Which lines hold the string "color"? Copy every one of them.

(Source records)
- - -
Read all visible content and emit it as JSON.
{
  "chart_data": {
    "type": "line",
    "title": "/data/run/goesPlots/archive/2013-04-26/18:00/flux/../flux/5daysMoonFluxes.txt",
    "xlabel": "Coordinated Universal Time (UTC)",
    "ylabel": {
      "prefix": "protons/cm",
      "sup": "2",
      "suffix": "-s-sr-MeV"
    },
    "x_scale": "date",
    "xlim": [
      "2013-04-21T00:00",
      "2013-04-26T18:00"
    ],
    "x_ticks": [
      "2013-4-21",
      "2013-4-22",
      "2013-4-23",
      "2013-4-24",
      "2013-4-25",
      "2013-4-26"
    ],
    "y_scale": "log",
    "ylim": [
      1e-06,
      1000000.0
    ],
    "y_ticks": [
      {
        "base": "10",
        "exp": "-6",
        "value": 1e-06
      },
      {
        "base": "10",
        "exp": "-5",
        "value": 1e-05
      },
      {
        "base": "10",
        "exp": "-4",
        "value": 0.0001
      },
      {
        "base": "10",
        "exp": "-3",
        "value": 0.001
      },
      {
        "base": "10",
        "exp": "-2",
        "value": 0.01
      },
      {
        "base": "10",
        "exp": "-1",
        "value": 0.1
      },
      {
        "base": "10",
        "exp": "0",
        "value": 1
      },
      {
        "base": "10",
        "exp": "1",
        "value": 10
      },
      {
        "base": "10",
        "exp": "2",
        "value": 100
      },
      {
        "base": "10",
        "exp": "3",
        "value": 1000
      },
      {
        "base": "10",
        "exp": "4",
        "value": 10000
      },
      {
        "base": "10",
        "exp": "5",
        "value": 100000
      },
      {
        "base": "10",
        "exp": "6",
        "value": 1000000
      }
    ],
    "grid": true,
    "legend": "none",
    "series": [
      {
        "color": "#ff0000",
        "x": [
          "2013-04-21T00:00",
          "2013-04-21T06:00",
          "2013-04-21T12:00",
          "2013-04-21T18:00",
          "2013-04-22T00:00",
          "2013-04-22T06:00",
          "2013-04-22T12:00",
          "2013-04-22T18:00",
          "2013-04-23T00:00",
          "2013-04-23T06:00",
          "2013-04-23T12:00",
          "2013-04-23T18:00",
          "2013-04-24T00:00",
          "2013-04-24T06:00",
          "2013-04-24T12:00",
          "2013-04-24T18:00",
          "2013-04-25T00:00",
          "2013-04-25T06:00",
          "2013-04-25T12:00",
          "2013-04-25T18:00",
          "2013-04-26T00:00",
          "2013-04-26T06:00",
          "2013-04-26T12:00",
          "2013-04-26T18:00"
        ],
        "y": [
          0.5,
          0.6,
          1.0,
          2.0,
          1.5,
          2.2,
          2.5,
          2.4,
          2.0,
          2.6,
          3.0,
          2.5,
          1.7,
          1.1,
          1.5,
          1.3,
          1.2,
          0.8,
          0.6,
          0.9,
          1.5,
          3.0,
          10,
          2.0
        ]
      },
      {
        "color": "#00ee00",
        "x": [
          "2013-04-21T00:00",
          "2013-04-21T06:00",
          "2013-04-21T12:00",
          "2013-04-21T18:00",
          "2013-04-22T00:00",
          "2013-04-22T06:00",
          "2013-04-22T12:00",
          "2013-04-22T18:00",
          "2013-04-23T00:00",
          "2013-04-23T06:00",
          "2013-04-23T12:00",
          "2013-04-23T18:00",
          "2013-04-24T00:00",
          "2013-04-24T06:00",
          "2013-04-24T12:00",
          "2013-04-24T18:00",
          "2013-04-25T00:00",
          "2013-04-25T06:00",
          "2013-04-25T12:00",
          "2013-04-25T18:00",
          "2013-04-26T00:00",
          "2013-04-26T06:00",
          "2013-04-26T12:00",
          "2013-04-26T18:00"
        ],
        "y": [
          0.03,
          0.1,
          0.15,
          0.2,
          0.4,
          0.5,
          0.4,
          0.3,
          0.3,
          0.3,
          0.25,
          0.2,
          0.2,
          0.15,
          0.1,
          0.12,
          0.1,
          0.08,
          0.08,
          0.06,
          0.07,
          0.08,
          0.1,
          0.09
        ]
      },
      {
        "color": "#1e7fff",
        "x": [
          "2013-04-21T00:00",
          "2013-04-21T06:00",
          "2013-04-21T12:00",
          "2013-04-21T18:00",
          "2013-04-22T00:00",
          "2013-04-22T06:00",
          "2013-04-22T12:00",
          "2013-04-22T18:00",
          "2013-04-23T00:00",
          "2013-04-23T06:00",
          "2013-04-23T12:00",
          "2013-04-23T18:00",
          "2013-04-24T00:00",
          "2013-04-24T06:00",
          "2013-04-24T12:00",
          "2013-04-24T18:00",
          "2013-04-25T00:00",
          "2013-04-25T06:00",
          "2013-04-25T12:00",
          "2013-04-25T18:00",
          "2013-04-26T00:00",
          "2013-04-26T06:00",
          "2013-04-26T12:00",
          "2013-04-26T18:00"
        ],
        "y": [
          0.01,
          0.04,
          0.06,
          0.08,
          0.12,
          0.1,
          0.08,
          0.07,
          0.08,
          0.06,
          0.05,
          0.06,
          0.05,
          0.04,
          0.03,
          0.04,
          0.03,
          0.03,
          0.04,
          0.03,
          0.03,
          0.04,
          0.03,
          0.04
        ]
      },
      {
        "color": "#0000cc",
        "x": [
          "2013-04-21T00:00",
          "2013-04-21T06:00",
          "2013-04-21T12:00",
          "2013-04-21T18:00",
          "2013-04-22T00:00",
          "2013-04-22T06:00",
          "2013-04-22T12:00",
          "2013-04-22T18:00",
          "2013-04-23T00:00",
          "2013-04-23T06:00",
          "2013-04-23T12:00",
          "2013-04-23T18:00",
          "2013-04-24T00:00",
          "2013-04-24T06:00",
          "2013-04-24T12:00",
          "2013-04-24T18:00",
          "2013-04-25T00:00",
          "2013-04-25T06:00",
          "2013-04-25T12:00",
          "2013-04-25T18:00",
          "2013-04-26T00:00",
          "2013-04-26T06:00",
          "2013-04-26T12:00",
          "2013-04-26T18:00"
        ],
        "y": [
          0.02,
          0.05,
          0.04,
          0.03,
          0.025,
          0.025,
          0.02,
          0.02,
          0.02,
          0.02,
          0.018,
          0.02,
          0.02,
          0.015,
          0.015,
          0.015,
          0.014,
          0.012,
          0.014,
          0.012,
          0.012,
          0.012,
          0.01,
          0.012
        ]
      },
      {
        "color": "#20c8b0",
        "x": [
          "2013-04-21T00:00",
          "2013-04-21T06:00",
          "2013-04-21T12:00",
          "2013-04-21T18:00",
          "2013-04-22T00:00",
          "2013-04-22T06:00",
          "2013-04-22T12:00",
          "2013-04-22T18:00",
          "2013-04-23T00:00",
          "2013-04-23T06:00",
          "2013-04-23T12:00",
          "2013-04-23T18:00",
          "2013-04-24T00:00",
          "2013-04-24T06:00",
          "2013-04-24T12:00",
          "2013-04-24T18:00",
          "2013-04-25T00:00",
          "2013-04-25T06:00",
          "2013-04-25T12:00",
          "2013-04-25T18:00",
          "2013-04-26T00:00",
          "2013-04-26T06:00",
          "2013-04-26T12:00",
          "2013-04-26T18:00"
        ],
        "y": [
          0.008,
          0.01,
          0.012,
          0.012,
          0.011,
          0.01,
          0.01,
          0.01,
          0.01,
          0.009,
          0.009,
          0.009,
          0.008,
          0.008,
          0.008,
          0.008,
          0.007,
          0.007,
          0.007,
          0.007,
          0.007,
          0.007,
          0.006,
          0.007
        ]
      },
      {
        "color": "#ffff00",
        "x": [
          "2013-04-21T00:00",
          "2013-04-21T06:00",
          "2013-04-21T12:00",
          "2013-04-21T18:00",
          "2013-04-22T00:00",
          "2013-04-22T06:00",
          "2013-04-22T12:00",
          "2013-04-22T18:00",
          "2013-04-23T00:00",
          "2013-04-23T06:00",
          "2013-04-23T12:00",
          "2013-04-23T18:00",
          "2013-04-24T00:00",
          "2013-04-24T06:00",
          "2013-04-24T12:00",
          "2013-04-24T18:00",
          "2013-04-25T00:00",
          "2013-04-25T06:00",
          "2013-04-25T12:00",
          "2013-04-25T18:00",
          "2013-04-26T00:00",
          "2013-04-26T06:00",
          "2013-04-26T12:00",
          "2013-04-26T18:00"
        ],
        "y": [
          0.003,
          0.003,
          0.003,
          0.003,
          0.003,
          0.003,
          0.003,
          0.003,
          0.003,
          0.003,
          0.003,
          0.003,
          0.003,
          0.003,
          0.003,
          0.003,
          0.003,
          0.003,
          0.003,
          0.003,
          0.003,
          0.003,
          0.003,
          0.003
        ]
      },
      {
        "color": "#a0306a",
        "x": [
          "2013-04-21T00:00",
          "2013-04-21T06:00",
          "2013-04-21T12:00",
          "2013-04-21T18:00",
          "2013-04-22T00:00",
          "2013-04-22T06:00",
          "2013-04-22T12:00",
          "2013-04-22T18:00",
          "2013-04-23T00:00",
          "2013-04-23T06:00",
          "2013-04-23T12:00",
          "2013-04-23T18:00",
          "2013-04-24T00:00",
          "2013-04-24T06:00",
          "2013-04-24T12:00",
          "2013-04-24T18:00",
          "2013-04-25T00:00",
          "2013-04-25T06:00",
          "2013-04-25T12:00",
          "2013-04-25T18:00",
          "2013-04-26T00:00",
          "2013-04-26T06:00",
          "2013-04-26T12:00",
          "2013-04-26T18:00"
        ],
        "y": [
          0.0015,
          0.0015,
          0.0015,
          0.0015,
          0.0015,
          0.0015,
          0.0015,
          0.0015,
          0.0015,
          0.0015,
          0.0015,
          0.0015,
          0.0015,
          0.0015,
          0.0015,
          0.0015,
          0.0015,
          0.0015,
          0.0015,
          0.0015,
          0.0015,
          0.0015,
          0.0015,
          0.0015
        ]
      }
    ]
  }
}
- - -
Solution below:
        "color": "#ff0000",
        "color": "#00ee00",
        "color": "#1e7fff",
        "color": "#0000cc",
        "color": "#20c8b0",
        "color": "#ffff00",
        "color": "#a0306a",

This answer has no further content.